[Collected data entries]
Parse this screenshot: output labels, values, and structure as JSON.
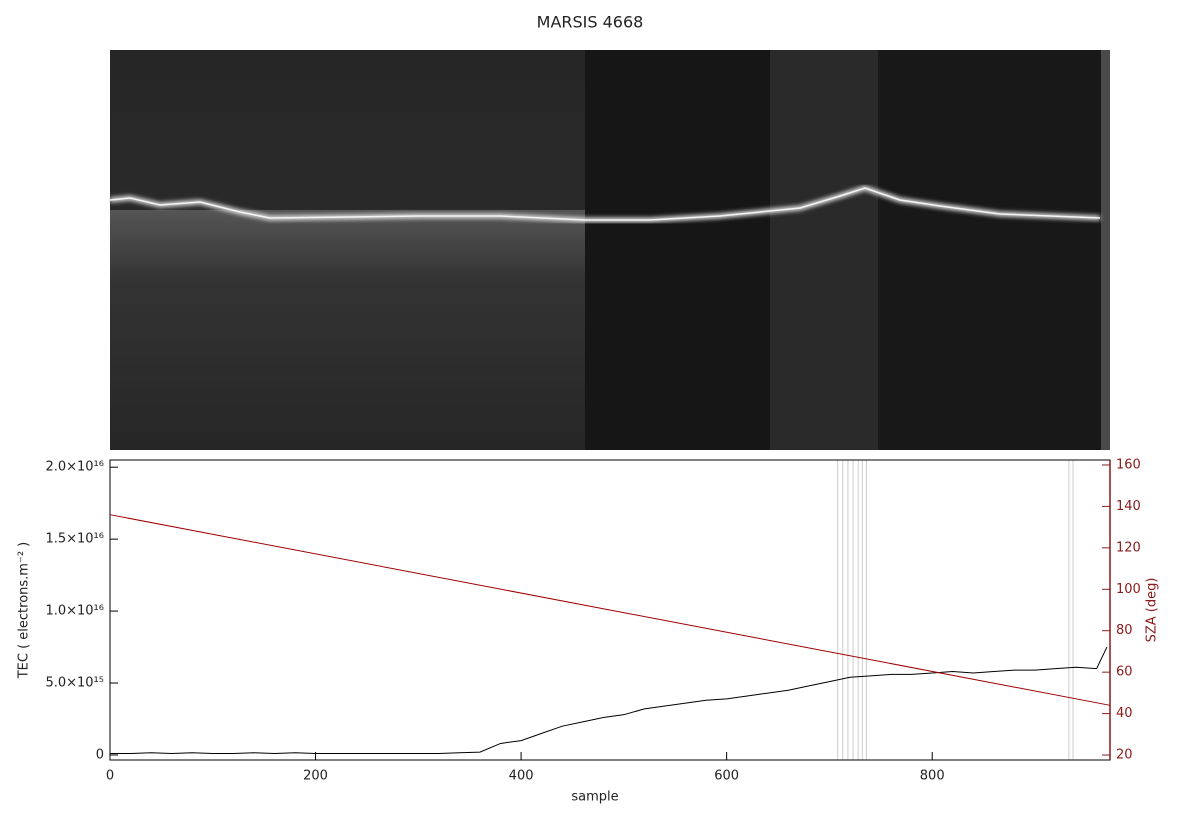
{
  "chart_data": {
    "type": "line",
    "title": "MARSIS 4668",
    "x_label": "sample",
    "y_label": "TEC ( electrons.m⁻² )",
    "y2_label": "SZA (deg)",
    "xlim": [
      0,
      973
    ],
    "xticks": [
      0,
      200,
      400,
      600,
      800
    ],
    "ylim": [
      -350000000000000,
      20500000000000000
    ],
    "yticks": [
      {
        "value": 0,
        "label": "0"
      },
      {
        "value": 5000000000000000,
        "label": "5.0×10¹⁵"
      },
      {
        "value": 10000000000000000,
        "label": "1.0×10¹⁶"
      },
      {
        "value": 15000000000000000,
        "label": "1.5×10¹⁶"
      },
      {
        "value": 20000000000000000,
        "label": "2.0×10¹⁶"
      }
    ],
    "y2lim": [
      17.6,
      162.4
    ],
    "y2ticks": [
      20,
      40,
      60,
      80,
      100,
      120,
      140,
      160
    ],
    "y2_color": "#8b1a1a",
    "markers_x": [
      708,
      713,
      718,
      723,
      728,
      732,
      736,
      933,
      937
    ],
    "marker_color": "#cccccc",
    "series": [
      {
        "color": "#000000",
        "axis": "y",
        "x": [
          0,
          20,
          40,
          60,
          80,
          100,
          120,
          140,
          160,
          180,
          200,
          220,
          240,
          260,
          280,
          300,
          320,
          340,
          360,
          380,
          400,
          420,
          440,
          460,
          480,
          500,
          520,
          540,
          560,
          580,
          600,
          620,
          640,
          660,
          680,
          700,
          720,
          740,
          760,
          780,
          800,
          820,
          840,
          860,
          880,
          900,
          920,
          940,
          960,
          970
        ],
        "values": [
          100000000000000,
          100000000000000,
          150000000000000,
          100000000000000,
          150000000000000,
          100000000000000,
          100000000000000,
          150000000000000,
          100000000000000,
          150000000000000,
          100000000000000,
          100000000000000,
          100000000000000,
          100000000000000,
          100000000000000,
          100000000000000,
          100000000000000,
          150000000000000,
          200000000000000,
          800000000000000,
          1000000000000000,
          1500000000000000,
          2000000000000000,
          2300000000000000,
          2600000000000000,
          2800000000000000,
          3200000000000000,
          3400000000000000,
          3600000000000000,
          3800000000000000,
          3900000000000000,
          4100000000000000,
          4300000000000000,
          4500000000000000,
          4800000000000000,
          5100000000000000,
          5400000000000000,
          5500000000000000,
          5600000000000000,
          5600000000000000,
          5700000000000000,
          5800000000000000,
          5700000000000000,
          5800000000000000,
          5900000000000000,
          5900000000000000,
          6000000000000000,
          6100000000000000,
          6000000000000000,
          7500000000000000
        ]
      },
      {
        "color": "#a00000",
        "axis": "y2",
        "x": [
          0,
          973
        ],
        "values": [
          136,
          44
        ]
      }
    ]
  }
}
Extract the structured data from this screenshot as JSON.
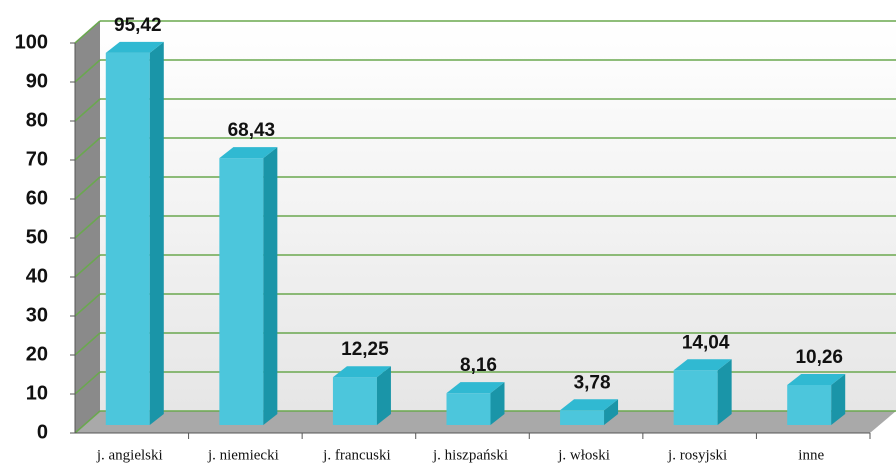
{
  "chart_data": {
    "type": "bar",
    "categories": [
      "j. angielski",
      "j. niemiecki",
      "j. francuski",
      "j. hiszpański",
      "j. włoski",
      "j. rosyjski",
      "inne"
    ],
    "values": [
      95.42,
      68.43,
      12.25,
      8.16,
      3.78,
      14.04,
      10.26
    ],
    "value_labels": [
      "95,42",
      "68,43",
      "12,25",
      "8,16",
      "3,78",
      "14,04",
      "10,26"
    ],
    "color": "#4cc6dc",
    "ylim": [
      0,
      100
    ],
    "yticks": [
      0,
      10,
      20,
      30,
      40,
      50,
      60,
      70,
      80,
      90,
      100
    ],
    "grid": true
  }
}
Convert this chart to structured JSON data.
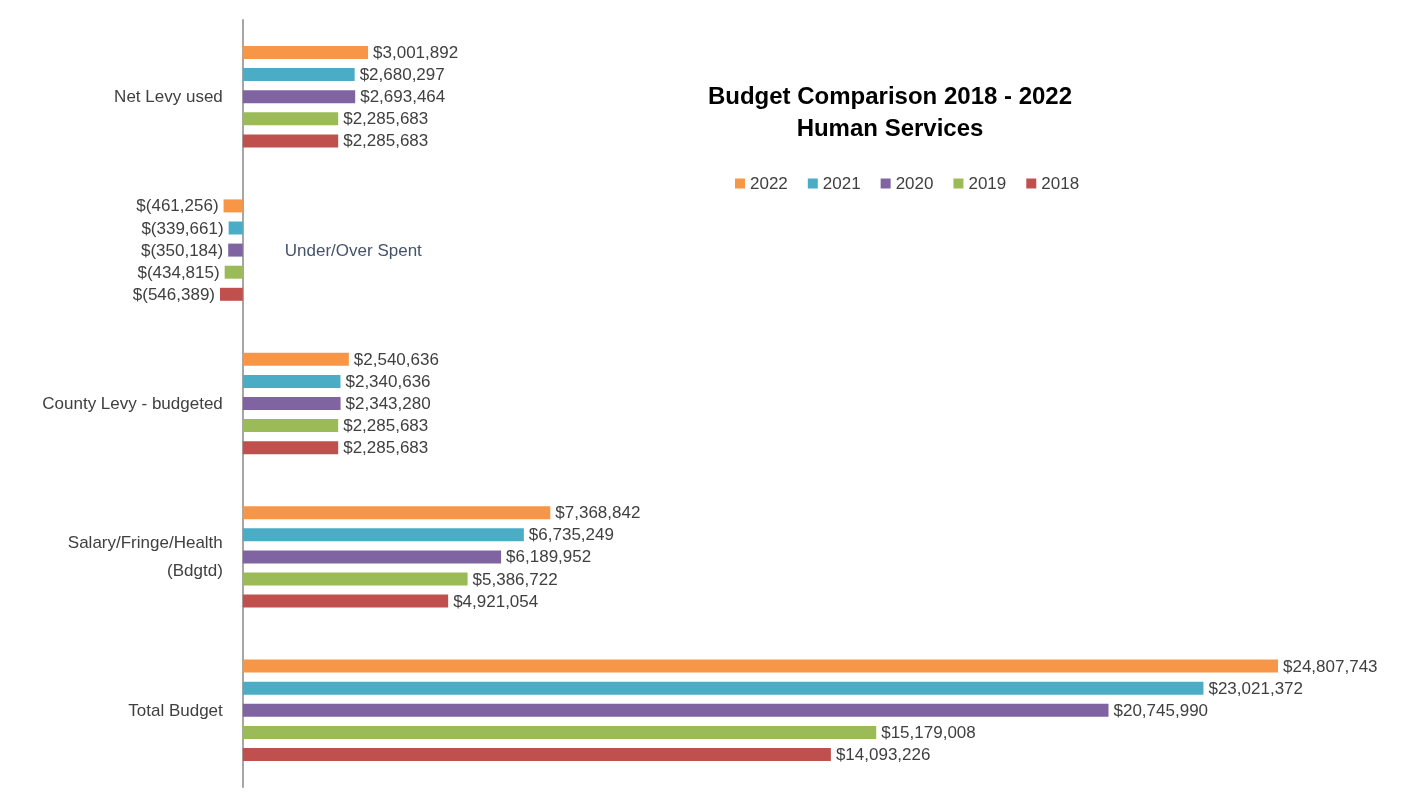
{
  "chart_data": {
    "type": "bar",
    "orientation": "horizontal",
    "title": "Budget Comparison 2018 - 2022",
    "subtitle": "Human Services",
    "categories": [
      "Net Levy used",
      "Under/Over Spent",
      "County Levy - budgeted",
      "Salary/Fringe/Health (Bdgtd)",
      "Total Budget"
    ],
    "series": [
      {
        "name": "2022",
        "color": "#f79646",
        "values": [
          3001892,
          -461256,
          2540636,
          7368842,
          24807743
        ],
        "value_labels": [
          "$3,001,892",
          "$(461,256)",
          "$2,540,636",
          "$7,368,842",
          "$24,807,743"
        ]
      },
      {
        "name": "2021",
        "color": "#4bacc6",
        "values": [
          2680297,
          -339661,
          2340636,
          6735249,
          23021372
        ],
        "value_labels": [
          "$2,680,297",
          "$(339,661)",
          "$2,340,636",
          "$6,735,249",
          "$23,021,372"
        ]
      },
      {
        "name": "2020",
        "color": "#8064a2",
        "values": [
          2693464,
          -350184,
          2343280,
          6189952,
          20745990
        ],
        "value_labels": [
          "$2,693,464",
          "$(350,184)",
          "$2,343,280",
          "$6,189,952",
          "$20,745,990"
        ]
      },
      {
        "name": "2019",
        "color": "#9bbb59",
        "values": [
          2285683,
          -434815,
          2285683,
          5386722,
          15179008
        ],
        "value_labels": [
          "$2,285,683",
          "$(434,815)",
          "$2,285,683",
          "$5,386,722",
          "$15,179,008"
        ]
      },
      {
        "name": "2018",
        "color": "#c0504d",
        "values": [
          2285683,
          -546389,
          2285683,
          4921054,
          14093226
        ],
        "value_labels": [
          "$2,285,683",
          "$(546,389)",
          "$2,285,683",
          "$4,921,054",
          "$14,093,226"
        ]
      }
    ],
    "legend": "top right"
  }
}
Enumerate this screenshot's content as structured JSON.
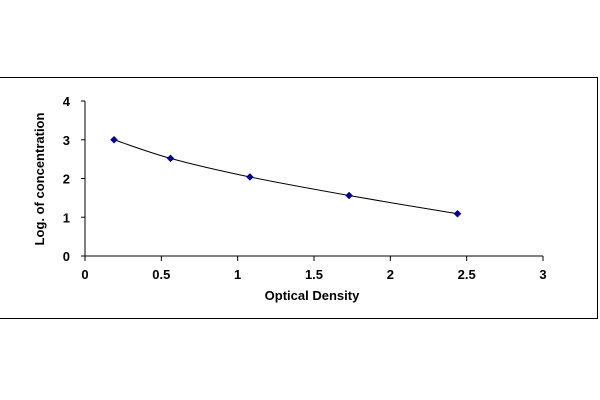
{
  "chart_data": {
    "type": "scatter",
    "title": "",
    "xlabel": "Optical Density",
    "ylabel": "Log. of concentration",
    "xlim": [
      0,
      3
    ],
    "ylim": [
      0,
      4
    ],
    "x_ticks": [
      "0",
      "0.5",
      "1",
      "1.5",
      "2",
      "2.5",
      "3"
    ],
    "y_ticks": [
      "0",
      "1",
      "2",
      "3",
      "4"
    ],
    "grid": false,
    "legend": "none",
    "series": [
      {
        "x": [
          0.19,
          0.56,
          1.08,
          1.73,
          2.44
        ],
        "y": [
          3.0,
          2.52,
          2.04,
          1.56,
          1.09
        ],
        "marker": "diamond",
        "trendline": "smooth"
      }
    ],
    "colors": {
      "marker": "#00008b",
      "line": "#000000"
    }
  }
}
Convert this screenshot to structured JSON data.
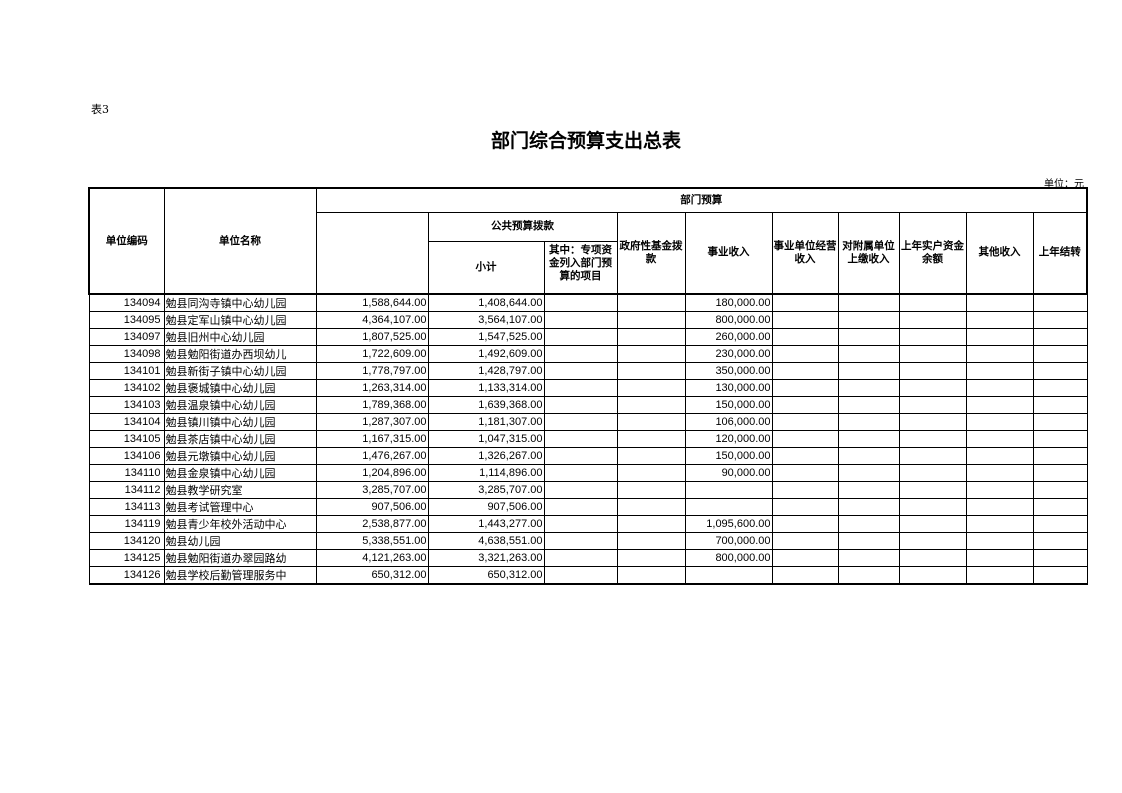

*Exercise goal:*
Every entry above should be duplicated exactly. Do not include the images.

*Output for this task:*
Parse this screenshot: output labels, values, and structure as JSON.
{
  "chart_data": {
    "type": "line",
    "title": "MARSIS 4668",
    "x_label": "sample",
    "y_label": "TEC ( electrons.m⁻² )",
    "y2_label": "SZA (deg)",
    "xlim": [
      0,
      973
    ],
    "xticks": [
      0,
      200,
      400,
      600,
      800
    ],
    "ylim": [
      -350000000000000,
      20500000000000000
    ],
    "yticks": [
      {
        "value": 0,
        "label": "0"
      },
      {
        "value": 5000000000000000,
        "label": "5.0×10¹⁵"
      },
      {
        "value": 10000000000000000,
        "label": "1.0×10¹⁶"
      },
      {
        "value": 15000000000000000,
        "label": "1.5×10¹⁶"
      },
      {
        "value": 20000000000000000,
        "label": "2.0×10¹⁶"
      }
    ],
    "y2lim": [
      17.6,
      162.4
    ],
    "y2ticks": [
      20,
      40,
      60,
      80,
      100,
      120,
      140,
      160
    ],
    "y2_color": "#8b1a1a",
    "markers_x": [
      708,
      713,
      718,
      723,
      728,
      732,
      736,
      933,
      937
    ],
    "marker_color": "#cccccc",
    "series": [
      {
        "color": "#000000",
        "axis": "y",
        "x": [
          0,
          20,
          40,
          60,
          80,
          100,
          120,
          140,
          160,
          180,
          200,
          220,
          240,
          260,
          280,
          300,
          320,
          340,
          360,
          380,
          400,
          420,
          440,
          460,
          480,
          500,
          520,
          540,
          560,
          580,
          600,
          620,
          640,
          660,
          680,
          700,
          720,
          740,
          760,
          780,
          800,
          820,
          840,
          860,
          880,
          900,
          920,
          940,
          960,
          970
        ],
        "values": [
          100000000000000,
          100000000000000,
          150000000000000,
          100000000000000,
          150000000000000,
          100000000000000,
          100000000000000,
          150000000000000,
          100000000000000,
          150000000000000,
          100000000000000,
          100000000000000,
          100000000000000,
          100000000000000,
          100000000000000,
          100000000000000,
          100000000000000,
          150000000000000,
          200000000000000,
          800000000000000,
          1000000000000000,
          1500000000000000,
          2000000000000000,
          2300000000000000,
          2600000000000000,
          2800000000000000,
          3200000000000000,
          3400000000000000,
          3600000000000000,
          3800000000000000,
          3900000000000000,
          4100000000000000,
          4300000000000000,
          4500000000000000,
          4800000000000000,
          5100000000000000,
          5400000000000000,
          5500000000000000,
          5600000000000000,
          5600000000000000,
          5700000000000000,
          5800000000000000,
          5700000000000000,
          5800000000000000,
          5900000000000000,
          5900000000000000,
          6000000000000000,
          6100000000000000,
          6000000000000000,
          7500000000000000
        ]
      },
      {
        "color": "#a00000",
        "axis": "y2",
        "x": [
          0,
          973
        ],
        "values": [
          136,
          44
        ]
      }
    ]
  }
}
Extract the structured data from this screenshot as JSON.
{
  "chart_data": {
    "type": "bar",
    "categories": [
      "j. angielski",
      "j. niemiecki",
      "j. francuski",
      "j. hiszpański",
      "j. włoski",
      "j. rosyjski",
      "inne"
    ],
    "values": [
      95.42,
      68.43,
      12.25,
      8.16,
      3.78,
      14.04,
      10.26
    ],
    "value_labels": [
      "95,42",
      "68,43",
      "12,25",
      "8,16",
      "3,78",
      "14,04",
      "10,26"
    ],
    "color": "#4cc6dc",
    "ylim": [
      0,
      100
    ],
    "yticks": [
      0,
      10,
      20,
      30,
      40,
      50,
      60,
      70,
      80,
      90,
      100
    ],
    "grid": true
  }
}
Convert this chart to structured JSON data.
{
  "chart_data": {
    "type": "bar",
    "orientation": "horizontal",
    "title": "Budget Comparison 2018 - 2022",
    "subtitle": "Human Services",
    "categories": [
      "Net Levy used",
      "Under/Over Spent",
      "County Levy - budgeted",
      "Salary/Fringe/Health (Bdgtd)",
      "Total Budget"
    ],
    "series": [
      {
        "name": "2022",
        "color": "#f79646",
        "values": [
          3001892,
          -461256,
          2540636,
          7368842,
          24807743
        ],
        "value_labels": [
          "$3,001,892",
          "$(461,256)",
          "$2,540,636",
          "$7,368,842",
          "$24,807,743"
        ]
      },
      {
        "name": "2021",
        "color": "#4bacc6",
        "values": [
          2680297,
          -339661,
          2340636,
          6735249,
          23021372
        ],
        "value_labels": [
          "$2,680,297",
          "$(339,661)",
          "$2,340,636",
          "$6,735,249",
          "$23,021,372"
        ]
      },
      {
        "name": "2020",
        "color": "#8064a2",
        "values": [
          2693464,
          -350184,
          2343280,
          6189952,
          20745990
        ],
        "value_labels": [
          "$2,693,464",
          "$(350,184)",
          "$2,343,280",
          "$6,189,952",
          "$20,745,990"
        ]
      },
      {
        "name": "2019",
        "color": "#9bbb59",
        "values": [
          2285683,
          -434815,
          2285683,
          5386722,
          15179008
        ],
        "value_labels": [
          "$2,285,683",
          "$(434,815)",
          "$2,285,683",
          "$5,386,722",
          "$15,179,008"
        ]
      },
      {
        "name": "2018",
        "color": "#c0504d",
        "values": [
          2285683,
          -546389,
          2285683,
          4921054,
          14093226
        ],
        "value_labels": [
          "$2,285,683",
          "$(546,389)",
          "$2,285,683",
          "$4,921,054",
          "$14,093,226"
        ]
      }
    ],
    "legend": "top right"
  }
}
Enumerate this screenshot's content as structured JSON.
{
  "chart_data": {
    "type": "scatter",
    "title": "",
    "xlabel": "Optical Density",
    "ylabel": "Log. of concentration",
    "xlim": [
      0,
      3
    ],
    "ylim": [
      0,
      4
    ],
    "x_ticks": [
      "0",
      "0.5",
      "1",
      "1.5",
      "2",
      "2.5",
      "3"
    ],
    "y_ticks": [
      "0",
      "1",
      "2",
      "3",
      "4"
    ],
    "grid": false,
    "legend": "none",
    "series": [
      {
        "x": [
          0.19,
          0.56,
          1.08,
          1.73,
          2.44
        ],
        "y": [
          3.0,
          2.52,
          2.04,
          1.56,
          1.09
        ],
        "marker": "diamond",
        "trendline": "smooth"
      }
    ],
    "colors": {
      "marker": "#00008b",
      "line": "#000000"
    }
  }
}
Convert this screenshot to structured JSON data.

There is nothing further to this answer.